*** Listed entries ***
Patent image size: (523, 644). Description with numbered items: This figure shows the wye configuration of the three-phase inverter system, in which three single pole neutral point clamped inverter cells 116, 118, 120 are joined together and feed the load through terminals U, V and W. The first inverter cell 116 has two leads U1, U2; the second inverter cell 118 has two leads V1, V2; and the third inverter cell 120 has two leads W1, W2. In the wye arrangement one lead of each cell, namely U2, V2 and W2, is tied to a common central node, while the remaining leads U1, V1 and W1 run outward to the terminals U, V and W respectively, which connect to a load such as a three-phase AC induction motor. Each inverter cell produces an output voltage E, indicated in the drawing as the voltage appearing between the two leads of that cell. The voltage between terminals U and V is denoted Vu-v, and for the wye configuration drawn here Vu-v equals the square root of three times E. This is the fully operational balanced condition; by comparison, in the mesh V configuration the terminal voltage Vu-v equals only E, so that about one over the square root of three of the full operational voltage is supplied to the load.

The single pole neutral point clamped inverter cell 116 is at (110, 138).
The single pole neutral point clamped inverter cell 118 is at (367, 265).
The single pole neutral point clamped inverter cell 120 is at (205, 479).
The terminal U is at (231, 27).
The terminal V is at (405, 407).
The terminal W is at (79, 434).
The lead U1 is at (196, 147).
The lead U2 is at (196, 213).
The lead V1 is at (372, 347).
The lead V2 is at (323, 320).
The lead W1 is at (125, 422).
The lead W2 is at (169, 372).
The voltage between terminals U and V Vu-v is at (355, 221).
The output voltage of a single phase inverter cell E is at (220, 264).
*** End of Listed entries ***
▸ **What is needed**:
All entries are to be output exactly as they stand.

▸ **Solution**:
Patent image size: (523, 644). Description with numbered items: This figure shows the wye configuration of the three-phase inverter system, in which three single pole neutral point clamped inverter cells 116, 118, 120 are joined together and feed the load through terminals U, V and W. The first inverter cell 116 has two leads U1, U2; the second inverter cell 118 has two leads V1, V2; and the third inverter cell 120 has two leads W1, W2. In the wye arrangement one lead of each cell, namely U2, V2 and W2, is tied to a common central node, while the remaining leads U1, V1 and W1 run outward to the terminals U, V and W respectively, which connect to a load such as a three-phase AC induction motor. Each inverter cell produces an output voltage E, indicated in the drawing as the voltage appearing between the two leads of that cell. The voltage between terminals U and V is denoted Vu-v, and for the wye configuration drawn here Vu-v equals the square root of three times E. This is the fully operational balanced condition; by comparison, in the mesh V configuration the terminal voltage Vu-v equals only E, so that about one over the square root of three of the full operational voltage is supplied to the load.

The single pole neutral point clamped inverter cell 116 is at (110, 138).
The single pole neutral point clamped inverter cell 118 is at (367, 265).
The single pole neutral point clamped inverter cell 120 is at (205, 479).
The terminal U is at (231, 27).
The terminal V is at (405, 407).
The terminal W is at (79, 434).
The lead U1 is at (196, 147).
The lead U2 is at (196, 213).
The lead V1 is at (372, 347).
The lead V2 is at (323, 320).
The lead W1 is at (125, 422).
The lead W2 is at (169, 372).
The voltage between terminals U and V Vu-v is at (355, 221).
The output voltage of a single phase inverter cell E is at (220, 264).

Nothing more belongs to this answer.